Work to do: Every entry below should be transcribed exactly; pictures stay out of the copy.

Saved entries:

-------

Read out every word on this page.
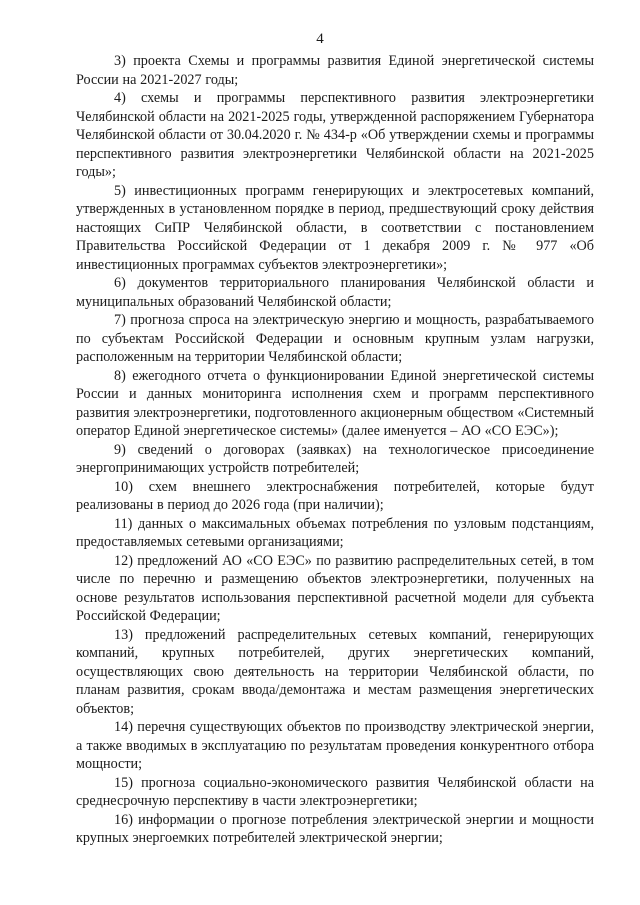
4

3) проекта Схемы и программы развития Единой энергетической системы России на 2021-2027 годы;

4) схемы и программы перспективного развития электроэнергетики Челябинской области на 2021-2025 годы, утвержденной распоряжением Губернатора Челябинской области от 30.04.2020 г. № 434-р «Об утверждении схемы и программы перспективного развития электроэнергетики Челябинской области на 2021-2025 годы»;

5) инвестиционных программ генерирующих и электросетевых компаний, утвержденных в установленном порядке в период, предшествующий сроку действия настоящих СиПР Челябинской области, в соответствии с постановлением Правительства Российской Федерации от 1 декабря 2009 г. № 977 «Об инвестиционных программах субъектов электроэнергетики»;

6) документов территориального планирования Челябинской области и муниципальных образований Челябинской области;

7) прогноза спроса на электрическую энергию и мощность, разрабатываемого по субъектам Российской Федерации и основным крупным узлам нагрузки, расположенным на территории Челябинской области;

8) ежегодного отчета о функционировании Единой энергетической системы России и данных мониторинга исполнения схем и программ перспективного развития электроэнергетики, подготовленного акционерным обществом «Системный оператор Единой энергетическое системы» (далее именуется – АО «СО ЕЭС»);

9) сведений о договорах (заявках) на технологическое присоединение энергопринимающих устройств потребителей;

10) схем внешнего электроснабжения потребителей, которые будут реализованы в период до 2026 года (при наличии);

11) данных о максимальных объемах потребления по узловым подстанциям, предоставляемых сетевыми организациями;

12) предложений АО «СО ЕЭС» по развитию распределительных сетей, в том числе по перечню и размещению объектов электроэнергетики, полученных на основе результатов использования перспективной расчетной модели для субъекта Российской Федерации;

13) предложений распределительных сетевых компаний, генерирующих компаний, крупных потребителей, других энергетических компаний, осуществляющих свою деятельность на территории Челябинской области, по планам развития, срокам ввода/демонтажа и местам размещения энергетических объектов;

14) перечня существующих объектов по производству электрической энергии, а также вводимых в эксплуатацию по результатам проведения конкурентного отбора мощности;

15) прогноза социально-экономического развития Челябинской области на среднесрочную перспективу в части электроэнергетики;

16) информации о прогнозе потребления электрической энергии и мощности крупных энергоемких потребителей электрической энергии;
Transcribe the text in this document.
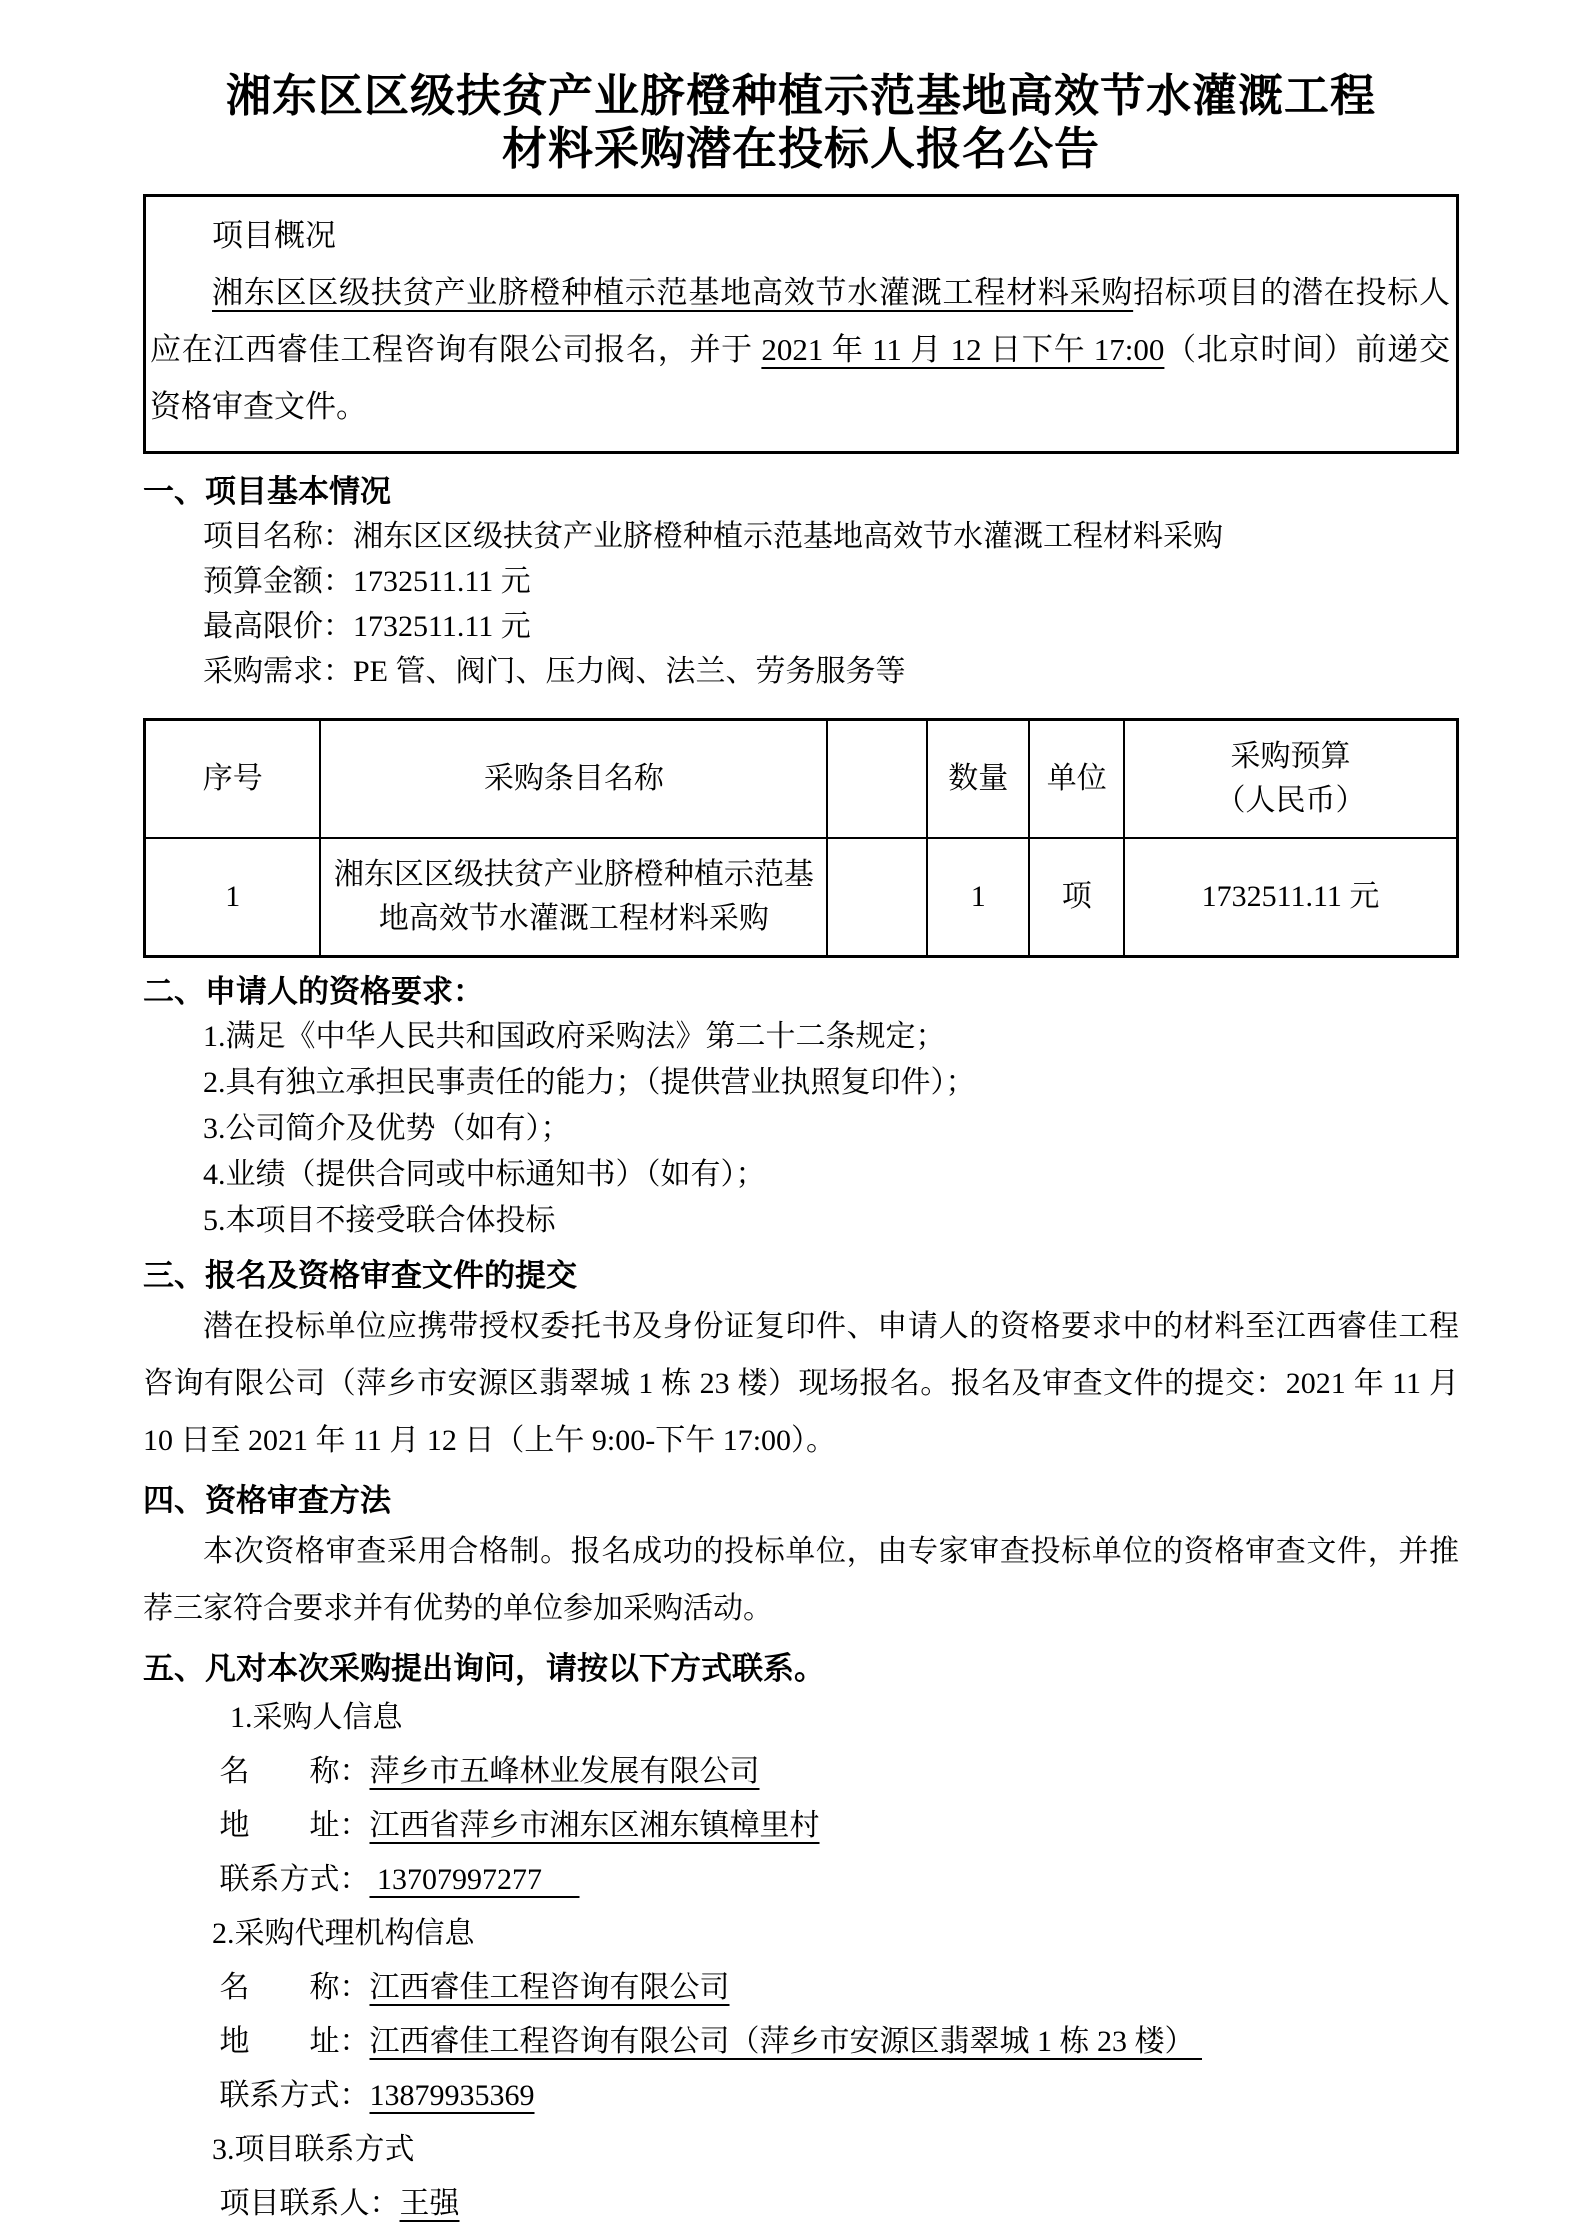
湘东区区级扶贫产业脐橙种植示范基地高效节水灌溉工程
材料采购潜在投标人报名公告
项目概况
湘东区区级扶贫产业脐橙种植示范基地高效节水灌溉工程材料采购招标项目的潜在投标人应在江西睿佳工程咨询有限公司报名，并于 2021 年 11 月 12 日下午 17:00（北京时间）前递交资格审查文件。
一、项目基本情况
项目名称：湘东区区级扶贫产业脐橙种植示范基地高效节水灌溉工程材料采购
预算金额：1732511.11 元
最高限价：1732511.11 元
采购需求：PE 管、阀门、压力阀、法兰、劳务服务等
序号	采购条目名称		数量	单位	采购预算
（人民币）

1	湘东区区级扶贫产业脐橙种植示范基地高效节水灌溉工程材料采购		1	项	1732511.11 元
二、申请人的资格要求：
1.满足《中华人民共和国政府采购法》第二十二条规定；
2.具有独立承担民事责任的能力；（提供营业执照复印件）；
3.公司简介及优势（如有）；
4.业绩（提供合同或中标通知书）（如有）；
5.本项目不接受联合体投标
三、报名及资格审查文件的提交
潜在投标单位应携带授权委托书及身份证复印件、申请人的资格要求中的材料至江西睿佳工程咨询有限公司（萍乡市安源区翡翠城 1 栋 23 楼）现场报名。报名及审查文件的提交：2021 年 11 月 10 日至 2021 年 11 月 12 日（上午 9:00-下午 17:00）。
四、资格审查方法
本次资格审查采用合格制。报名成功的投标单位，由专家审查投标单位的资格审查文件，并推荐三家符合要求并有优势的单位参加采购活动。
五、凡对本次采购提出询问，请按以下方式联系。
1.采购人信息
名　　称：萍乡市五峰林业发展有限公司
地　　址：江西省萍乡市湘东区湘东镇樟里村
联系方式： 13707997277　
2.采购代理机构信息
名　　称：江西睿佳工程咨询有限公司
地　　址：江西睿佳工程咨询有限公司（萍乡市安源区翡翠城 1 栋 23 楼）
联系方式：13879935369
3.项目联系方式
项目联系人：王强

-------

Response to the task:
Read out every word on this page.
4

3) проекта Схемы и программы развития Единой энергетической системы России на 2021-2027 годы;

4) схемы и программы перспективного развития электроэнергетики Челябинской области на 2021-2025 годы, утвержденной распоряжением Губернатора Челябинской области от 30.04.2020 г. № 434-р «Об утверждении схемы и программы перспективного развития электроэнергетики Челябинской области на 2021-2025 годы»;

5) инвестиционных программ генерирующих и электросетевых компаний, утвержденных в установленном порядке в период, предшествующий сроку действия настоящих СиПР Челябинской области, в соответствии с постановлением Правительства Российской Федерации от 1 декабря 2009 г. № 977 «Об инвестиционных программах субъектов электроэнергетики»;

6) документов территориального планирования Челябинской области и муниципальных образований Челябинской области;

7) прогноза спроса на электрическую энергию и мощность, разрабатываемого по субъектам Российской Федерации и основным крупным узлам нагрузки, расположенным на территории Челябинской области;

8) ежегодного отчета о функционировании Единой энергетической системы России и данных мониторинга исполнения схем и программ перспективного развития электроэнергетики, подготовленного акционерным обществом «Системный оператор Единой энергетическое системы» (далее именуется – АО «СО ЕЭС»);

9) сведений о договорах (заявках) на технологическое присоединение энергопринимающих устройств потребителей;

10) схем внешнего электроснабжения потребителей, которые будут реализованы в период до 2026 года (при наличии);

11) данных о максимальных объемах потребления по узловым подстанциям, предоставляемых сетевыми организациями;

12) предложений АО «СО ЕЭС» по развитию распределительных сетей, в том числе по перечню и размещению объектов электроэнергетики, полученных на основе результатов использования перспективной расчетной модели для субъекта Российской Федерации;

13) предложений распределительных сетевых компаний, генерирующих компаний, крупных потребителей, других энергетических компаний, осуществляющих свою деятельность на территории Челябинской области, по планам развития, срокам ввода/демонтажа и местам размещения энергетических объектов;

14) перечня существующих объектов по производству электрической энергии, а также вводимых в эксплуатацию по результатам проведения конкурентного отбора мощности;

15) прогноза социально-экономического развития Челябинской области на среднесрочную перспективу в части электроэнергетики;

16) информации о прогнозе потребления электрической энергии и мощности крупных энергоемких потребителей электрической энергии;
Transcribe the text in this document.
湘东区区级扶贫产业脐橙种植示范基地高效节水灌溉工程
材料采购潜在投标人报名公告
项目概况
湘东区区级扶贫产业脐橙种植示范基地高效节水灌溉工程材料采购招标项目的潜在投标人应在江西睿佳工程咨询有限公司报名，并于 2021 年 11 月 12 日下午 17:00（北京时间）前递交资格审查文件。
一、项目基本情况
项目名称：湘东区区级扶贫产业脐橙种植示范基地高效节水灌溉工程材料采购
预算金额：1732511.11 元
最高限价：1732511.11 元
采购需求：PE 管、阀门、压力阀、法兰、劳务服务等
序号	采购条目名称		数量	单位	采购预算
（人民币）

1	湘东区区级扶贫产业脐橙种植示范基地高效节水灌溉工程材料采购		1	项	1732511.11 元
二、申请人的资格要求：
1.满足《中华人民共和国政府采购法》第二十二条规定；
2.具有独立承担民事责任的能力；（提供营业执照复印件）；
3.公司简介及优势（如有）；
4.业绩（提供合同或中标通知书）（如有）；
5.本项目不接受联合体投标
三、报名及资格审查文件的提交
潜在投标单位应携带授权委托书及身份证复印件、申请人的资格要求中的材料至江西睿佳工程咨询有限公司（萍乡市安源区翡翠城 1 栋 23 楼）现场报名。报名及审查文件的提交：2021 年 11 月 10 日至 2021 年 11 月 12 日（上午 9:00-下午 17:00）。
四、资格审查方法
本次资格审查采用合格制。报名成功的投标单位，由专家审查投标单位的资格审查文件，并推荐三家符合要求并有优势的单位参加采购活动。
五、凡对本次采购提出询问，请按以下方式联系。
1.采购人信息
名　　称：萍乡市五峰林业发展有限公司
地　　址：江西省萍乡市湘东区湘东镇樟里村
联系方式： 13707997277　
2.采购代理机构信息
名　　称：江西睿佳工程咨询有限公司
地　　址：江西睿佳工程咨询有限公司（萍乡市安源区翡翠城 1 栋 23 楼）
联系方式：13879935369
3.项目联系方式
项目联系人：王强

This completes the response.